(Records from a data collection)
** begin **

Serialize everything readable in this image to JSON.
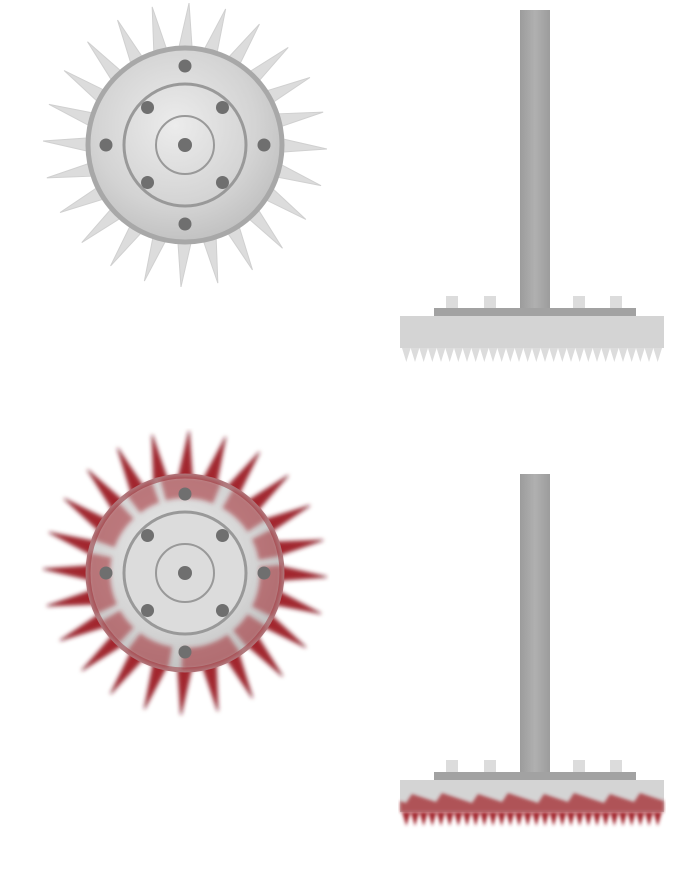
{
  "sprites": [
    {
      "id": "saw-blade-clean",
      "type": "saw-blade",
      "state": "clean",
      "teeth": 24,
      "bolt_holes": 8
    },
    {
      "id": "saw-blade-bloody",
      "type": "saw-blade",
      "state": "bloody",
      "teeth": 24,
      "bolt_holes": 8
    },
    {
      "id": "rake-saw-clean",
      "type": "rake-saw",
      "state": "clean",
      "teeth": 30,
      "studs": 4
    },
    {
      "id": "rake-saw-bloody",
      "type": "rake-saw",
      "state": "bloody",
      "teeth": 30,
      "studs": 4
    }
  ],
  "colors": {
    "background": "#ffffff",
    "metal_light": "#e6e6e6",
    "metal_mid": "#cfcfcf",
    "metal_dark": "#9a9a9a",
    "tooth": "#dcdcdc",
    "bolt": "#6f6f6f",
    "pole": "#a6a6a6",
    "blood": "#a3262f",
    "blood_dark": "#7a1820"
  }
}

** end **

### Stated exercise
Without the pictures, print the records in full, exactly as they appear.

### Solution for this exercise
Serialize everything readable in this image to JSON.
{
  "sprites": [
    {
      "id": "saw-blade-clean",
      "type": "saw-blade",
      "state": "clean",
      "teeth": 24,
      "bolt_holes": 8
    },
    {
      "id": "saw-blade-bloody",
      "type": "saw-blade",
      "state": "bloody",
      "teeth": 24,
      "bolt_holes": 8
    },
    {
      "id": "rake-saw-clean",
      "type": "rake-saw",
      "state": "clean",
      "teeth": 30,
      "studs": 4
    },
    {
      "id": "rake-saw-bloody",
      "type": "rake-saw",
      "state": "bloody",
      "teeth": 30,
      "studs": 4
    }
  ],
  "colors": {
    "background": "#ffffff",
    "metal_light": "#e6e6e6",
    "metal_mid": "#cfcfcf",
    "metal_dark": "#9a9a9a",
    "tooth": "#dcdcdc",
    "bolt": "#6f6f6f",
    "pole": "#a6a6a6",
    "blood": "#a3262f",
    "blood_dark": "#7a1820"
  }
}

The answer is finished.